• [Requirement]
Return, exactly, the line that contains "What does this" together with all lines after it to the end of the entries, and no further lines.

• [Information shown]
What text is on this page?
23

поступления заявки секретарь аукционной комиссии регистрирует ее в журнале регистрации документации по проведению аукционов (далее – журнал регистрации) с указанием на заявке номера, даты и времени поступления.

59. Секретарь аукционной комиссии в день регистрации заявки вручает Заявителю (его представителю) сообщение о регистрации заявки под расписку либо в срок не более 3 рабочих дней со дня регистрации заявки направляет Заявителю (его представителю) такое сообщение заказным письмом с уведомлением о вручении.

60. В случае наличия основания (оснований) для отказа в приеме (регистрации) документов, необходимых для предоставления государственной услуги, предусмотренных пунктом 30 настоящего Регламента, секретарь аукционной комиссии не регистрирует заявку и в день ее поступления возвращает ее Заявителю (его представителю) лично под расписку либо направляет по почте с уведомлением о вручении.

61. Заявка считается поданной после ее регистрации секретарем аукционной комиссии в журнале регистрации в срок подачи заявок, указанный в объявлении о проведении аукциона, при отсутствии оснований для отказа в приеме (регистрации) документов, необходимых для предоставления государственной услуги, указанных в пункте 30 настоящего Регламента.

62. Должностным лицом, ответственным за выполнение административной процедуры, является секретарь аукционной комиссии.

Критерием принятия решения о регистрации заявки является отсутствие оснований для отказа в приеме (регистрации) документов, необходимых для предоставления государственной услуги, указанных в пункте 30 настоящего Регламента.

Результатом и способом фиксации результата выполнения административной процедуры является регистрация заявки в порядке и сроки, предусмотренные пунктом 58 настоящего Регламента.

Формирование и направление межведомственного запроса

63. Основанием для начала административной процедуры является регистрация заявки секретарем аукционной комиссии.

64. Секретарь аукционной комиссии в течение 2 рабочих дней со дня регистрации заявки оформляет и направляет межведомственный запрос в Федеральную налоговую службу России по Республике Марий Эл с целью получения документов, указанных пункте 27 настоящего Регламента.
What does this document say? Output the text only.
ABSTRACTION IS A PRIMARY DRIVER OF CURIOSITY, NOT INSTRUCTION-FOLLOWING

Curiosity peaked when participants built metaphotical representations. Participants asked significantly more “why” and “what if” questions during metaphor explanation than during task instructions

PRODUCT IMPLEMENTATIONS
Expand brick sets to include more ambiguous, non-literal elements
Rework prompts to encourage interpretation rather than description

• [Completed task]
What does this document say? Output the text only.
ABSTRACTION IS A PRIMARY DRIVER OF CURIOSITY, NOT INSTRUCTION-FOLLOWING

Curiosity peaked when participants built metaphotical representations. Participants asked significantly more “why” and “what if” questions during metaphor explanation than during task instructions

PRODUCT IMPLEMENTATIONS
Expand brick sets to include more ambiguous, non-literal elements
Rework prompts to encourage interpretation rather than description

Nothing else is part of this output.